* Exercise details *
Each line of the listing must be transcribed exactly, except for the images, which should be excluded.

* Records to process *
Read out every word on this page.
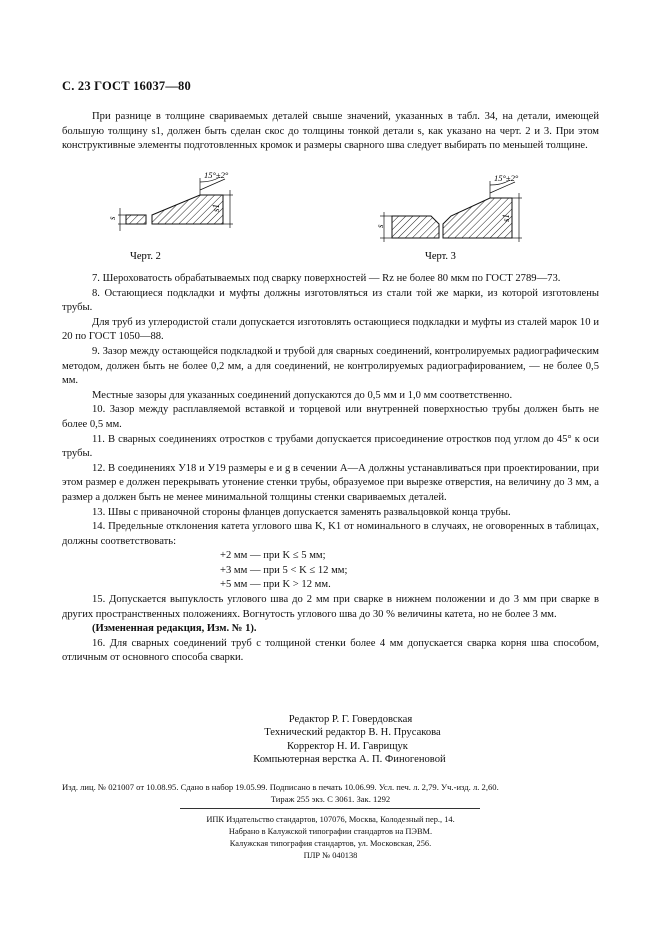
С. 23 ГОСТ 16037—80

При разнице в толщине свариваемых деталей свыше значений, указанных в табл. 34, на детали, имеющей большую толщину s1, должен быть сделан скос до толщины тонкой детали s, как указано на черт. 2 и 3. При этом конструктивные элементы подготовленных кромок и размеры сварного шва следует выбирать по меньшей толщине.

s
s1
15°±2°
Черт. 2
s
s1
15°±2°
Черт. 3

7. Шероховатость обрабатываемых под сварку поверхностей — Rz не более 80 мкм по ГОСТ 2789—73.

8. Остающиеся подкладки и муфты должны изготовляться из стали той же марки, из которой изготовлены трубы.

Для труб из углеродистой стали допускается изготовлять остающиеся подкладки и муфты из сталей марок 10 и 20 по ГОСТ 1050—88.

9. Зазор между остающейся подкладкой и трубой для сварных соединений, контролируемых радиографическим методом, должен быть не более 0,2 мм, а для соединений, не контролируемых радиографированием, — не более 0,5 мм.

Местные зазоры для указанных соединений допускаются до 0,5 мм и 1,0 мм соответственно.

10. Зазор между расплавляемой вставкой и торцевой или внутренней поверхностью трубы должен быть не более 0,5 мм.

11. В сварных соединениях отростков с трубами допускается присоединение отростков под углом до 45° к оси трубы.

12. В соединениях У18 и У19 размеры e и g в сечении А—А должны устанавливаться при проектировании, при этом размер e должен перекрывать утонение стенки трубы, образуемое при вырезке отверстия, на величину до 3 мм, а размер a должен быть не менее минимальной толщины стенки свариваемых деталей.

13. Швы с приваночной стороны фланцев допускается заменять развальцовкой конца трубы.

14. Предельные отклонения катета углового шва K, K1 от номинального в случаях, не оговоренных в таблицах, должны соответствовать:

+2 мм — при K ≤ 5 мм;

+3 мм — при 5 < K ≤ 12 мм;

+5 мм — при K > 12 мм.

15. Допускается выпуклость углового шва до 2 мм при сварке в нижнем положении и до 3 мм при сварке в других пространственных положениях. Вогнутость углового шва до 30 % величины катета, но не более 3 мм.

(Измененная редакция, Изм. № 1).

16. Для сварных соединений труб с толщиной стенки более 4 мм допускается сварка корня шва способом, отличным от основного способа сварки.

Редактор Р. Г. Говердовская
Технический редактор В. Н. Прусакова
Корректор Н. И. Гаврищук
Компьютерная верстка А. П. Финогеновой
Изд. лиц. № 021007 от 10.08.95. Сдано в набор 19.05.99. Подписано в печать 10.06.99. Усл. печ. л. 2,79. Уч.-изд. л. 2,60.
Тираж 255 экз. С 3061. Зак. 1292
ИПК Издательство стандартов, 107076, Москва, Колодезный пер., 14.
Набрано в Калужской типографии стандартов на ПЭВМ.
Калужская типография стандартов, ул. Московская, 256.
ПЛР № 040138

* Completed task *
Read out every word on this page.
С. 23 ГОСТ 16037—80

При разнице в толщине свариваемых деталей свыше значений, указанных в табл. 34, на детали, имеющей большую толщину s1, должен быть сделан скос до толщины тонкой детали s, как указано на черт. 2 и 3. При этом конструктивные элементы подготовленных кромок и размеры сварного шва следует выбирать по меньшей толщине.

s
s1
15°±2°
Черт. 2
s
s1
15°±2°
Черт. 3

7. Шероховатость обрабатываемых под сварку поверхностей — Rz не более 80 мкм по ГОСТ 2789—73.

8. Остающиеся подкладки и муфты должны изготовляться из стали той же марки, из которой изготовлены трубы.

Для труб из углеродистой стали допускается изготовлять остающиеся подкладки и муфты из сталей марок 10 и 20 по ГОСТ 1050—88.

9. Зазор между остающейся подкладкой и трубой для сварных соединений, контролируемых радиографическим методом, должен быть не более 0,2 мм, а для соединений, не контролируемых радиографированием, — не более 0,5 мм.

Местные зазоры для указанных соединений допускаются до 0,5 мм и 1,0 мм соответственно.

10. Зазор между расплавляемой вставкой и торцевой или внутренней поверхностью трубы должен быть не более 0,5 мм.

11. В сварных соединениях отростков с трубами допускается присоединение отростков под углом до 45° к оси трубы.

12. В соединениях У18 и У19 размеры e и g в сечении А—А должны устанавливаться при проектировании, при этом размер e должен перекрывать утонение стенки трубы, образуемое при вырезке отверстия, на величину до 3 мм, а размер a должен быть не менее минимальной толщины стенки свариваемых деталей.

13. Швы с приваночной стороны фланцев допускается заменять развальцовкой конца трубы.

14. Предельные отклонения катета углового шва K, K1 от номинального в случаях, не оговоренных в таблицах, должны соответствовать:

+2 мм — при K ≤ 5 мм;

+3 мм — при 5 < K ≤ 12 мм;

+5 мм — при K > 12 мм.

15. Допускается выпуклость углового шва до 2 мм при сварке в нижнем положении и до 3 мм при сварке в других пространственных положениях. Вогнутость углового шва до 30 % величины катета, но не более 3 мм.

(Измененная редакция, Изм. № 1).

16. Для сварных соединений труб с толщиной стенки более 4 мм допускается сварка корня шва способом, отличным от основного способа сварки.

Редактор Р. Г. Говердовская
Технический редактор В. Н. Прусакова
Корректор Н. И. Гаврищук
Компьютерная верстка А. П. Финогеновой
Изд. лиц. № 021007 от 10.08.95. Сдано в набор 19.05.99. Подписано в печать 10.06.99. Усл. печ. л. 2,79. Уч.-изд. л. 2,60.
Тираж 255 экз. С 3061. Зак. 1292
ИПК Издательство стандартов, 107076, Москва, Колодезный пер., 14.
Набрано в Калужской типографии стандартов на ПЭВМ.
Калужская типография стандартов, ул. Московская, 256.
ПЛР № 040138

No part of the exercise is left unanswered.